━━━ Data extract

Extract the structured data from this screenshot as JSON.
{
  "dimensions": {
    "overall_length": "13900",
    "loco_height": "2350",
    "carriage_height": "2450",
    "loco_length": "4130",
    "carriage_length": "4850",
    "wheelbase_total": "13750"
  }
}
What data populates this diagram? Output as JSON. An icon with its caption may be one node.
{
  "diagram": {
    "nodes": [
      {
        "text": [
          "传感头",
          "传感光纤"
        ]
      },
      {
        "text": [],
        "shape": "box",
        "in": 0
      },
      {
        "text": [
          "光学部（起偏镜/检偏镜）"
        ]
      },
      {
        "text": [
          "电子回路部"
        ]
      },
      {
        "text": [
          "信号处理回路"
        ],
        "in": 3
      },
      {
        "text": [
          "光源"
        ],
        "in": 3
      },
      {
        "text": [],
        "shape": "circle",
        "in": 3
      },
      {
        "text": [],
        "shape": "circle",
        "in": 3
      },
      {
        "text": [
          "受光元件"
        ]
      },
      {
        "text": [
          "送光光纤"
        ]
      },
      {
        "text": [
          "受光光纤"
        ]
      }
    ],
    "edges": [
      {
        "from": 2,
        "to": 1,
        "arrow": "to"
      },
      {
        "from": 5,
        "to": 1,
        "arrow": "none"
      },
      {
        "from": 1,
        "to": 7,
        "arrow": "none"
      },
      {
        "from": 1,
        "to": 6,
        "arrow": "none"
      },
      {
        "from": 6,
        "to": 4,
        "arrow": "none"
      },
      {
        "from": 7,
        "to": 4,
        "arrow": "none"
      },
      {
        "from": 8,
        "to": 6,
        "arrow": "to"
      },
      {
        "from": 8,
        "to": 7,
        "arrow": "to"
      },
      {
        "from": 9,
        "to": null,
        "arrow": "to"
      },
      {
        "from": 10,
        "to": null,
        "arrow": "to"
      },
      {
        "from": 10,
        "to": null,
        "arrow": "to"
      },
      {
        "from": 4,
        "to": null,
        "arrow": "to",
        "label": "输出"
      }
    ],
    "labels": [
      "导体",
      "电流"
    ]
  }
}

━━━━━━
━━━ Data extract

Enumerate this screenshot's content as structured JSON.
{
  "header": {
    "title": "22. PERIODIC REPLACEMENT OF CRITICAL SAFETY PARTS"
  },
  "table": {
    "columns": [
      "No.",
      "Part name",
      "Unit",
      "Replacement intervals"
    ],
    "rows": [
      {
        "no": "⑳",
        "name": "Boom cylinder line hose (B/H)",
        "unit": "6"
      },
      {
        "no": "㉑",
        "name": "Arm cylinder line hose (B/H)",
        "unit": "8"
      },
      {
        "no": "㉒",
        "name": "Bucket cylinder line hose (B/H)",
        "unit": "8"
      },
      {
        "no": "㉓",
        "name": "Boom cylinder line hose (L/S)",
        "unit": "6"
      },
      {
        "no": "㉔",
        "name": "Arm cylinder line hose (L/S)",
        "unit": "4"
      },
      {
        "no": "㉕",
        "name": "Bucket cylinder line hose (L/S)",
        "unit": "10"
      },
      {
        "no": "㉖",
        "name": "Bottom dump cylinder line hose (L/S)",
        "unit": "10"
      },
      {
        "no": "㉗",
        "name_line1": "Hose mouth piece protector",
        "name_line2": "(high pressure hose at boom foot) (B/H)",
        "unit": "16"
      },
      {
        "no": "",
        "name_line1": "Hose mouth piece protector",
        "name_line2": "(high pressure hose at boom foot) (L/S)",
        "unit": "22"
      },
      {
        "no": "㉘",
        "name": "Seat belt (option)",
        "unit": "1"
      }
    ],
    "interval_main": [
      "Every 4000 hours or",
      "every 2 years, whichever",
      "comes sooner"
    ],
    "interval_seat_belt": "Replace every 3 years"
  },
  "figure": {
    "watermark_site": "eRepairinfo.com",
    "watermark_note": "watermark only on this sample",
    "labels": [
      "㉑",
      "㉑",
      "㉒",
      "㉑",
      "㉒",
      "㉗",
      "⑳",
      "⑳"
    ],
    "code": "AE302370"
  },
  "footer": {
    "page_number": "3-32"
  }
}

━━━━━━

Only the count is wanted: report how many lines of the material above hold the word "this".

4